Stored data
=-=-=

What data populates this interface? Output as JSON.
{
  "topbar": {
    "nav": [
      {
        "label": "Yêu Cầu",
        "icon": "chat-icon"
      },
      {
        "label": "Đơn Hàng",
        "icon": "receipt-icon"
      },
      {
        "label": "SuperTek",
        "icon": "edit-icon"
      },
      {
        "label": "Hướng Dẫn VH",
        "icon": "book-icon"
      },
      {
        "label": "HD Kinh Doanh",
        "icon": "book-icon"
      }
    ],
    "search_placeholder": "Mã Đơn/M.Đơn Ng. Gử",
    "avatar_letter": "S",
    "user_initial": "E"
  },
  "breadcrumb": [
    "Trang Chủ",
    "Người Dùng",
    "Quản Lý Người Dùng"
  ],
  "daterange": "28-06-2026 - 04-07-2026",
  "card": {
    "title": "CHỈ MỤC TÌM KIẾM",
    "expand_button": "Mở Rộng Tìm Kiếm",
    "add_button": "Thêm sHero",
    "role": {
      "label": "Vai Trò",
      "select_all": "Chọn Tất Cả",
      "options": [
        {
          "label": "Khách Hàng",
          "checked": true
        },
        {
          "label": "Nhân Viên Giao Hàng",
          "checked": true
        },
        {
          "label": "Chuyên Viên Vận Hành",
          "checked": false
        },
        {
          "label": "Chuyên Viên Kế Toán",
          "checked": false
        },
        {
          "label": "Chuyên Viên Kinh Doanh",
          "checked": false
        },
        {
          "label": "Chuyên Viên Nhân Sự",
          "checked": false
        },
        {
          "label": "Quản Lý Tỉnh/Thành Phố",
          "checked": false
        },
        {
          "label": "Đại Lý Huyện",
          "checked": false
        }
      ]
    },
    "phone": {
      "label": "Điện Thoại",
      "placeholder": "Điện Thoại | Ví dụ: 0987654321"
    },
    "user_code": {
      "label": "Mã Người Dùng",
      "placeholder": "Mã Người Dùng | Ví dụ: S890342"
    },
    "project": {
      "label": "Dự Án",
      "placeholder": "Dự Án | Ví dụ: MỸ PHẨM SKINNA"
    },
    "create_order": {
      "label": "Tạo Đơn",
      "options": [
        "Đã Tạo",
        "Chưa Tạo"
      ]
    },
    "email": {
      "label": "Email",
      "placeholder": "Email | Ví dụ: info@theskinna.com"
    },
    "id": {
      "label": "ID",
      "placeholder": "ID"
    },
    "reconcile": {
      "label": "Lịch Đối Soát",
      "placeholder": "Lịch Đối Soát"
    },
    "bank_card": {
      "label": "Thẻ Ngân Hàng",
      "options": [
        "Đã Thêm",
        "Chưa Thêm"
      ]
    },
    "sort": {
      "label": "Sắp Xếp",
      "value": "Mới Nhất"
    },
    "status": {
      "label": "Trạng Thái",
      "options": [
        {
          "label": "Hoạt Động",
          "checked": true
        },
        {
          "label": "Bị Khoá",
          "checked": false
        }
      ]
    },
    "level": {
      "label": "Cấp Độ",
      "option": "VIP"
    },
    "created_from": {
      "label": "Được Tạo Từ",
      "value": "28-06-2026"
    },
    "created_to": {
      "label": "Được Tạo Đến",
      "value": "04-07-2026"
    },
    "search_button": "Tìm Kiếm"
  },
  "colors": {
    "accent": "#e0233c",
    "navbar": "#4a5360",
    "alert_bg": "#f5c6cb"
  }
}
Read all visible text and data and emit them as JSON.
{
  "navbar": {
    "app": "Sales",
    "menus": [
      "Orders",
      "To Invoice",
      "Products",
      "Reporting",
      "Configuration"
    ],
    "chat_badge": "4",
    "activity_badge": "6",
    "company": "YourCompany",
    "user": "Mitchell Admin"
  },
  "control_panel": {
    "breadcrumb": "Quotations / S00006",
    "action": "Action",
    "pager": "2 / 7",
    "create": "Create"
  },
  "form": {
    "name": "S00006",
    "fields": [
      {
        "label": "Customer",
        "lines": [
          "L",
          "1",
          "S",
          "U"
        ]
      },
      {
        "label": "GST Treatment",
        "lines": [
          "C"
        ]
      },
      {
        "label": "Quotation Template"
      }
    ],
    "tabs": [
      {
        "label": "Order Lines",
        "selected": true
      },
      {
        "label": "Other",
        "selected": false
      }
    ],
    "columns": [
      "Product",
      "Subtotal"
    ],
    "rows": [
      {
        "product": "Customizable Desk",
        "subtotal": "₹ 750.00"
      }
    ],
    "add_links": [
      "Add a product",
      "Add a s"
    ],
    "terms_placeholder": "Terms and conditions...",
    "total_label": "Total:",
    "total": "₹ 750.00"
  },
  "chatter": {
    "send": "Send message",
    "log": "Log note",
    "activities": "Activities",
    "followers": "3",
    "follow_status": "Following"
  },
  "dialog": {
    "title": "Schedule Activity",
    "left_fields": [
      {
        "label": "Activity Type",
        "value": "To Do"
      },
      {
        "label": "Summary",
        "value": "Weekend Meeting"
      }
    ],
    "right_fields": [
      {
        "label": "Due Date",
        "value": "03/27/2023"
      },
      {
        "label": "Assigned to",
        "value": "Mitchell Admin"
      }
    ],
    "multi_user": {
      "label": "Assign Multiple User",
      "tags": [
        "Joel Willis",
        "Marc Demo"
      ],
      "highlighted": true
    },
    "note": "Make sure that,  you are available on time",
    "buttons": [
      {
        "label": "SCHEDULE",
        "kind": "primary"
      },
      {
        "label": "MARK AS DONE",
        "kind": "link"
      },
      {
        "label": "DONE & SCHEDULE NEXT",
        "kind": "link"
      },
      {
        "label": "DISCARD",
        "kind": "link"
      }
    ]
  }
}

=-=-=

§ Exercise instructions
Collect every line above that contains the word "Lịch".

§ Result of this exercise
      "label": "Lịch Đối Soát",
      "placeholder": "Lịch Đối Soát"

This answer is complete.